>> start SUPPLIED RECORDS

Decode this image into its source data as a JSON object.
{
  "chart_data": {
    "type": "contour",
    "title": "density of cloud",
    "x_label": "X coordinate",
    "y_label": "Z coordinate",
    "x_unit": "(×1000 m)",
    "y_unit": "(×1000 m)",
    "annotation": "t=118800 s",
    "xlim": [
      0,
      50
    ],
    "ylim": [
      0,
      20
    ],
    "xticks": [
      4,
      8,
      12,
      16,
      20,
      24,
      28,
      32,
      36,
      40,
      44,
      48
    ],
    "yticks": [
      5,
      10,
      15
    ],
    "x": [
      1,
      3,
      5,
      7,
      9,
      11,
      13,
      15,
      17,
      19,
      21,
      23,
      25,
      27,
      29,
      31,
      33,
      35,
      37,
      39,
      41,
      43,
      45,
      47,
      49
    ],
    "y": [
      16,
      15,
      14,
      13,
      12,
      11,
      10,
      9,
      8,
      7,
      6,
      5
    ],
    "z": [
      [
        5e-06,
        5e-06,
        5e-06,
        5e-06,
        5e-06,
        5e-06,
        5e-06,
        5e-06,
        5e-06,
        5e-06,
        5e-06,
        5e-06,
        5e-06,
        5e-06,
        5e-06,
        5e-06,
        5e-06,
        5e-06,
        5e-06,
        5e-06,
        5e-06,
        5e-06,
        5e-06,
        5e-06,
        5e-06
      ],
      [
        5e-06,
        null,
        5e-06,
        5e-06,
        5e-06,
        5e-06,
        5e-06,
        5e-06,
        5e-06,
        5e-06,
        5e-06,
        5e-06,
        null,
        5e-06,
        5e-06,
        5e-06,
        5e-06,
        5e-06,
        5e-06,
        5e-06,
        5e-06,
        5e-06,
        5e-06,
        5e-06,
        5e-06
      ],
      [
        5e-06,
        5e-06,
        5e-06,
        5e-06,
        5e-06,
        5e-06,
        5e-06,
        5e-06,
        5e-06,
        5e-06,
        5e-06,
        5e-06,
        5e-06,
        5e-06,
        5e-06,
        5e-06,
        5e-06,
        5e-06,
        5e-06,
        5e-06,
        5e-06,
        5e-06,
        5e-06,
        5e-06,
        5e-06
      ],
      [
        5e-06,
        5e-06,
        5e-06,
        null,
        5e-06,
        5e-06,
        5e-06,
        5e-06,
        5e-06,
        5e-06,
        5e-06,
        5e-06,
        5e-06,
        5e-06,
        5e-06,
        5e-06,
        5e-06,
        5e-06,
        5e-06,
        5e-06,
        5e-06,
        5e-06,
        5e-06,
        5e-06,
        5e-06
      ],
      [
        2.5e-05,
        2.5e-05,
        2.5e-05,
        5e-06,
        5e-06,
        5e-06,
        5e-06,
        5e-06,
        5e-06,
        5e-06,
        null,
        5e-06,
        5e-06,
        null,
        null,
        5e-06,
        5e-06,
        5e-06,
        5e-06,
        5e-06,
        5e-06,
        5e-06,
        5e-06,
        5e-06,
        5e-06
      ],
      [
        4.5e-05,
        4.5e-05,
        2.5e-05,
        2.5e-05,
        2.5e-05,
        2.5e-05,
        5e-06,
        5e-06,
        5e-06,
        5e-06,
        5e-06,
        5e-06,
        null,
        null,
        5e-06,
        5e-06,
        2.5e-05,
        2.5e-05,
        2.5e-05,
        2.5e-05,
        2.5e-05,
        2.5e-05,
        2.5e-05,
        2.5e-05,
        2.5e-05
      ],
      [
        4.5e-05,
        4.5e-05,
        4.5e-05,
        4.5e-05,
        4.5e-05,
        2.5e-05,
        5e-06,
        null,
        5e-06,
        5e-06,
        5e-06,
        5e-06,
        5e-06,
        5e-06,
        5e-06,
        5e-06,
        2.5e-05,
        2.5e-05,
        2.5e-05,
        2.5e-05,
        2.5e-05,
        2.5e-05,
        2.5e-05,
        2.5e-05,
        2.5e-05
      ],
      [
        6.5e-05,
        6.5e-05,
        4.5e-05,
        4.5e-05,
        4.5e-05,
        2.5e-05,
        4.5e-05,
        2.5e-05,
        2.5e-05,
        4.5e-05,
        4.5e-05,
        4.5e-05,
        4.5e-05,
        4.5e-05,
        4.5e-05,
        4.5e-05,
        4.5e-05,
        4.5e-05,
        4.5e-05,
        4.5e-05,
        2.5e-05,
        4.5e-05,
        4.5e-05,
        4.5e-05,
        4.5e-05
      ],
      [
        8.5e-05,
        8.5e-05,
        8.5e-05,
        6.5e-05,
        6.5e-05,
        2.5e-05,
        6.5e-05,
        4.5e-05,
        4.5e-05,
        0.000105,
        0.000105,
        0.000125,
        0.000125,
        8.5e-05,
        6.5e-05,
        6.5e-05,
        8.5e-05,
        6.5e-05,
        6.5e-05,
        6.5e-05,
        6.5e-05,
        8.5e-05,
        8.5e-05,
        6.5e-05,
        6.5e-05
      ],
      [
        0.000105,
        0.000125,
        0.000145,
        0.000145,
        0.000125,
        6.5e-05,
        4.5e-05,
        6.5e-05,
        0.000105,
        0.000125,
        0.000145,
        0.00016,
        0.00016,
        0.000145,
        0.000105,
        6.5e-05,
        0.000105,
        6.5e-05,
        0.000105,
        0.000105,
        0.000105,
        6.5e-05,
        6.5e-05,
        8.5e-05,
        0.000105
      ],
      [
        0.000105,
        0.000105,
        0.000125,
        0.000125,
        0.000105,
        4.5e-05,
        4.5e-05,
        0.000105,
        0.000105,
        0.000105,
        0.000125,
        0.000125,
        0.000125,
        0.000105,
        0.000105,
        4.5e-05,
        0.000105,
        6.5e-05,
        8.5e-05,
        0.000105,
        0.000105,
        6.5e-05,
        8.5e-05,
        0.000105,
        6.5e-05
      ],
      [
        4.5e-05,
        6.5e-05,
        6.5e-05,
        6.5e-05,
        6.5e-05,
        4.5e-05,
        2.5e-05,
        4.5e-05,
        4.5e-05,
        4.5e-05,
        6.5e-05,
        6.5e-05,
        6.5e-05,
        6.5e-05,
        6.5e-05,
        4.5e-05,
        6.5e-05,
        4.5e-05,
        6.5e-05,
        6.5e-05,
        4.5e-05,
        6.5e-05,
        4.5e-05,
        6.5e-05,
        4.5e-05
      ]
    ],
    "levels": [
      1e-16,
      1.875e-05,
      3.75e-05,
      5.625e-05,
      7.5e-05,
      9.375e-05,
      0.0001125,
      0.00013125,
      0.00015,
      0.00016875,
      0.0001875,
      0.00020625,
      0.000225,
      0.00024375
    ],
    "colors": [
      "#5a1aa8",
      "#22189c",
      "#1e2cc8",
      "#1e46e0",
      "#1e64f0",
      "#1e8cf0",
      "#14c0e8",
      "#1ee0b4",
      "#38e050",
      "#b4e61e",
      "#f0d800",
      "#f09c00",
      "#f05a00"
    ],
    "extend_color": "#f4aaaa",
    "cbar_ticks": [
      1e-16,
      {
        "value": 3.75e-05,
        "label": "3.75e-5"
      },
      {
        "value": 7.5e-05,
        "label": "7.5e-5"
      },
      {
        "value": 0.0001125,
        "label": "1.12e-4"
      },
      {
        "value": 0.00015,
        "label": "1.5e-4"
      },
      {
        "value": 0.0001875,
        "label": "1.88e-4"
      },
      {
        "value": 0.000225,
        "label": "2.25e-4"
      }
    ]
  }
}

>> end SUPPLIED RECORDS

EXERCISE OBJECTIVE: Report only how many lines in the listing contain the string "coordinate".

SOLUTION BELOW: 2